Your instructions » Return every record verbatim.

Exercise materials »
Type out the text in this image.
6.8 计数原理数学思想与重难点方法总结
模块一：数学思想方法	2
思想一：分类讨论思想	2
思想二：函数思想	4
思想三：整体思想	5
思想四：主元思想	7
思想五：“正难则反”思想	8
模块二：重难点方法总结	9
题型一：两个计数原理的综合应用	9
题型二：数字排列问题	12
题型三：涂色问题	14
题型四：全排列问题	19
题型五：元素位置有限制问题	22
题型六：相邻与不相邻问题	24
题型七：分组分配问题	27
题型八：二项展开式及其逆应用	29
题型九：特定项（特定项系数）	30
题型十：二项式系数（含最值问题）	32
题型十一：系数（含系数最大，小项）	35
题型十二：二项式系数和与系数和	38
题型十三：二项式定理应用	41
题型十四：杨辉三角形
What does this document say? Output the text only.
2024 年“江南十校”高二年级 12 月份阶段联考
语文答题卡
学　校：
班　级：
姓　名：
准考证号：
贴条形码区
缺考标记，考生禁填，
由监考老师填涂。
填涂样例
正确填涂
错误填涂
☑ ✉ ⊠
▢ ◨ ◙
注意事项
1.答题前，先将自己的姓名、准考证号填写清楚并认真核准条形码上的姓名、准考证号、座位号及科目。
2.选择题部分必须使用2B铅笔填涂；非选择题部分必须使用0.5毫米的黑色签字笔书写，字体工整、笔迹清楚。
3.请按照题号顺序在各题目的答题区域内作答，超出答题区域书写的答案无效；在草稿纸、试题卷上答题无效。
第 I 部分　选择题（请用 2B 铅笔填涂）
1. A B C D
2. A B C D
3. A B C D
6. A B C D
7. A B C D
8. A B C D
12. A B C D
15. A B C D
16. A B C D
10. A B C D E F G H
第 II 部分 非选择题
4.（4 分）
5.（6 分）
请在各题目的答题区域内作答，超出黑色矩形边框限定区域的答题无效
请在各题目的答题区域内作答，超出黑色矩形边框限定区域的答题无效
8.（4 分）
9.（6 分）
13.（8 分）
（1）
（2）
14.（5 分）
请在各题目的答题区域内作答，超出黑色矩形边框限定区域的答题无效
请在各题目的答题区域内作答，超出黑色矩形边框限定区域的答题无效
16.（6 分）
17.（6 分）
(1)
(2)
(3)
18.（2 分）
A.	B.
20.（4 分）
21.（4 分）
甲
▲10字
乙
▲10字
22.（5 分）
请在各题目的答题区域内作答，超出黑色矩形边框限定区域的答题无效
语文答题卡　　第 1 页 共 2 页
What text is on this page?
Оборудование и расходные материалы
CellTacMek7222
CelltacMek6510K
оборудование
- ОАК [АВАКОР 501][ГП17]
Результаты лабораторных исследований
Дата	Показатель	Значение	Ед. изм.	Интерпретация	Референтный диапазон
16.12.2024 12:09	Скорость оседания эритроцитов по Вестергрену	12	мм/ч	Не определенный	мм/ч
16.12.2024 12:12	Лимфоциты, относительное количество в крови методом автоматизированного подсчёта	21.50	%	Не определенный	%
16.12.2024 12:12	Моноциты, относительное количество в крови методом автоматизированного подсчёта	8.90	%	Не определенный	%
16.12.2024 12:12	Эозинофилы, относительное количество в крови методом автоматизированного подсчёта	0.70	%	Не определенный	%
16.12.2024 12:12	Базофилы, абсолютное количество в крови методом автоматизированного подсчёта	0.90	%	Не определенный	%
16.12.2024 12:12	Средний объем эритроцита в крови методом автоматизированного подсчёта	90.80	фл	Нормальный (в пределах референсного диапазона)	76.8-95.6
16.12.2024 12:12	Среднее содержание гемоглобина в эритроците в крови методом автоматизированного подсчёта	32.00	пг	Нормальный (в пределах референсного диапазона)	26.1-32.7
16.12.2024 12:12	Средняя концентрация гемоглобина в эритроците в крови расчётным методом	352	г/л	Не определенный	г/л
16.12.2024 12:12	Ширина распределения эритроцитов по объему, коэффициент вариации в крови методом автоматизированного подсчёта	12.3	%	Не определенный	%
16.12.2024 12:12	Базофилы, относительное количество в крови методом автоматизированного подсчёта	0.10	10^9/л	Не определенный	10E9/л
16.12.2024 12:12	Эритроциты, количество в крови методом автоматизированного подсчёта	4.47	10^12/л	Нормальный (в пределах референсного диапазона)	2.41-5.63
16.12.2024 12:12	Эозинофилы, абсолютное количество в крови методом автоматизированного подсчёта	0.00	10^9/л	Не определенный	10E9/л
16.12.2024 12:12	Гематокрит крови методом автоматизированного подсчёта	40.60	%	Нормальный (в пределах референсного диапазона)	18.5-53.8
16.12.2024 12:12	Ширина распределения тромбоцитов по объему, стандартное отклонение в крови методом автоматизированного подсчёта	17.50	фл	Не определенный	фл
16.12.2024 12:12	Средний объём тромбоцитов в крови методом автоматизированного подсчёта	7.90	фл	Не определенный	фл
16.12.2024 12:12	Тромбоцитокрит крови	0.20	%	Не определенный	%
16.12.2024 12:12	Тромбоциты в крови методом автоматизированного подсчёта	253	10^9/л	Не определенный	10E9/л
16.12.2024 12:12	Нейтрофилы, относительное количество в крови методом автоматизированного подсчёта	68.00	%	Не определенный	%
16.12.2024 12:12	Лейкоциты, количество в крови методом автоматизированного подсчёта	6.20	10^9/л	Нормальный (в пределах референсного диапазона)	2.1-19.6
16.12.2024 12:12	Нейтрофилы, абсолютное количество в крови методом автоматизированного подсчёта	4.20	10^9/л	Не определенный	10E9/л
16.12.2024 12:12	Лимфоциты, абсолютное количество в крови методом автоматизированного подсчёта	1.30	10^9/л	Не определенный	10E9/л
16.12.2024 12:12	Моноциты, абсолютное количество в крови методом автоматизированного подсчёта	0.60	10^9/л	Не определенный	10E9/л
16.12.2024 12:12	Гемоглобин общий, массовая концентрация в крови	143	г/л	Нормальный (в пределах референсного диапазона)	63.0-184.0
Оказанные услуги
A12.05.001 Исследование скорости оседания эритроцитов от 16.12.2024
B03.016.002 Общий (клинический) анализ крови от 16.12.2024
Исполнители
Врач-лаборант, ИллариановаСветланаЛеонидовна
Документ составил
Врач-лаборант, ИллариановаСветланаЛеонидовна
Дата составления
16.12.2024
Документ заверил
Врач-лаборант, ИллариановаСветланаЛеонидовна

Solution to this problem »
Type out the text in this image.
6.8 计数原理数学思想与重难点方法总结
模块一：数学思想方法	2
思想一：分类讨论思想	2
思想二：函数思想	4
思想三：整体思想	5
思想四：主元思想	7
思想五：“正难则反”思想	8
模块二：重难点方法总结	9
题型一：两个计数原理的综合应用	9
题型二：数字排列问题	12
题型三：涂色问题	14
题型四：全排列问题	19
题型五：元素位置有限制问题	22
题型六：相邻与不相邻问题	24
题型七：分组分配问题	27
题型八：二项展开式及其逆应用	29
题型九：特定项（特定项系数）	30
题型十：二项式系数（含最值问题）	32
题型十一：系数（含系数最大，小项）	35
题型十二：二项式系数和与系数和	38
题型十三：二项式定理应用	41
题型十四：杨辉三角形
What does this document say? Output the text only.
2024 年“江南十校”高二年级 12 月份阶段联考
语文答题卡
学　校：
班　级：
姓　名：
准考证号：
贴条形码区
缺考标记，考生禁填，
由监考老师填涂。
填涂样例
正确填涂
错误填涂
☑ ✉ ⊠
▢ ◨ ◙
注意事项
1.答题前，先将自己的姓名、准考证号填写清楚并认真核准条形码上的姓名、准考证号、座位号及科目。
2.选择题部分必须使用2B铅笔填涂；非选择题部分必须使用0.5毫米的黑色签字笔书写，字体工整、笔迹清楚。
3.请按照题号顺序在各题目的答题区域内作答，超出答题区域书写的答案无效；在草稿纸、试题卷上答题无效。
第 I 部分　选择题（请用 2B 铅笔填涂）
1. A B C D
2. A B C D
3. A B C D
6. A B C D
7. A B C D
8. A B C D
12. A B C D
15. A B C D
16. A B C D
10. A B C D E F G H
第 II 部分 非选择题
4.（4 分）
5.（6 分）
请在各题目的答题区域内作答，超出黑色矩形边框限定区域的答题无效
请在各题目的答题区域内作答，超出黑色矩形边框限定区域的答题无效
8.（4 分）
9.（6 分）
13.（8 分）
（1）
（2）
14.（5 分）
请在各题目的答题区域内作答，超出黑色矩形边框限定区域的答题无效
请在各题目的答题区域内作答，超出黑色矩形边框限定区域的答题无效
16.（6 分）
17.（6 分）
(1)
(2)
(3)
18.（2 分）
A.	B.
20.（4 分）
21.（4 分）
甲
▲10字
乙
▲10字
22.（5 分）
请在各题目的答题区域内作答，超出黑色矩形边框限定区域的答题无效
语文答题卡　　第 1 页 共 2 页
What text is on this page?
Оборудование и расходные материалы
CellTacMek7222
CelltacMek6510K
оборудование
- ОАК [АВАКОР 501][ГП17]
Результаты лабораторных исследований
Дата	Показатель	Значение	Ед. изм.	Интерпретация	Референтный диапазон
16.12.2024 12:09	Скорость оседания эритроцитов по Вестергрену	12	мм/ч	Не определенный	мм/ч
16.12.2024 12:12	Лимфоциты, относительное количество в крови методом автоматизированного подсчёта	21.50	%	Не определенный	%
16.12.2024 12:12	Моноциты, относительное количество в крови методом автоматизированного подсчёта	8.90	%	Не определенный	%
16.12.2024 12:12	Эозинофилы, относительное количество в крови методом автоматизированного подсчёта	0.70	%	Не определенный	%
16.12.2024 12:12	Базофилы, абсолютное количество в крови методом автоматизированного подсчёта	0.90	%	Не определенный	%
16.12.2024 12:12	Средний объем эритроцита в крови методом автоматизированного подсчёта	90.80	фл	Нормальный (в пределах референсного диапазона)	76.8-95.6
16.12.2024 12:12	Среднее содержание гемоглобина в эритроците в крови методом автоматизированного подсчёта	32.00	пг	Нормальный (в пределах референсного диапазона)	26.1-32.7
16.12.2024 12:12	Средняя концентрация гемоглобина в эритроците в крови расчётным методом	352	г/л	Не определенный	г/л
16.12.2024 12:12	Ширина распределения эритроцитов по объему, коэффициент вариации в крови методом автоматизированного подсчёта	12.3	%	Не определенный	%
16.12.2024 12:12	Базофилы, относительное количество в крови методом автоматизированного подсчёта	0.10	10^9/л	Не определенный	10E9/л
16.12.2024 12:12	Эритроциты, количество в крови методом автоматизированного подсчёта	4.47	10^12/л	Нормальный (в пределах референсного диапазона)	2.41-5.63
16.12.2024 12:12	Эозинофилы, абсолютное количество в крови методом автоматизированного подсчёта	0.00	10^9/л	Не определенный	10E9/л
16.12.2024 12:12	Гематокрит крови методом автоматизированного подсчёта	40.60	%	Нормальный (в пределах референсного диапазона)	18.5-53.8
16.12.2024 12:12	Ширина распределения тромбоцитов по объему, стандартное отклонение в крови методом автоматизированного подсчёта	17.50	фл	Не определенный	фл
16.12.2024 12:12	Средний объём тромбоцитов в крови методом автоматизированного подсчёта	7.90	фл	Не определенный	фл
16.12.2024 12:12	Тромбоцитокрит крови	0.20	%	Не определенный	%
16.12.2024 12:12	Тромбоциты в крови методом автоматизированного подсчёта	253	10^9/л	Не определенный	10E9/л
16.12.2024 12:12	Нейтрофилы, относительное количество в крови методом автоматизированного подсчёта	68.00	%	Не определенный	%
16.12.2024 12:12	Лейкоциты, количество в крови методом автоматизированного подсчёта	6.20	10^9/л	Нормальный (в пределах референсного диапазона)	2.1-19.6
16.12.2024 12:12	Нейтрофилы, абсолютное количество в крови методом автоматизированного подсчёта	4.20	10^9/л	Не определенный	10E9/л
16.12.2024 12:12	Лимфоциты, абсолютное количество в крови методом автоматизированного подсчёта	1.30	10^9/л	Не определенный	10E9/л
16.12.2024 12:12	Моноциты, абсолютное количество в крови методом автоматизированного подсчёта	0.60	10^9/л	Не определенный	10E9/л
16.12.2024 12:12	Гемоглобин общий, массовая концентрация в крови	143	г/л	Нормальный (в пределах референсного диапазона)	63.0-184.0
Оказанные услуги
A12.05.001 Исследование скорости оседания эритроцитов от 16.12.2024
B03.016.002 Общий (клинический) анализ крови от 16.12.2024
Исполнители
Врач-лаборант, ИллариановаСветланаЛеонидовна
Документ составил
Врач-лаборант, ИллариановаСветланаЛеонидовна
Дата составления
16.12.2024
Документ заверил
Врач-лаборант, ИллариановаСветланаЛеонидовна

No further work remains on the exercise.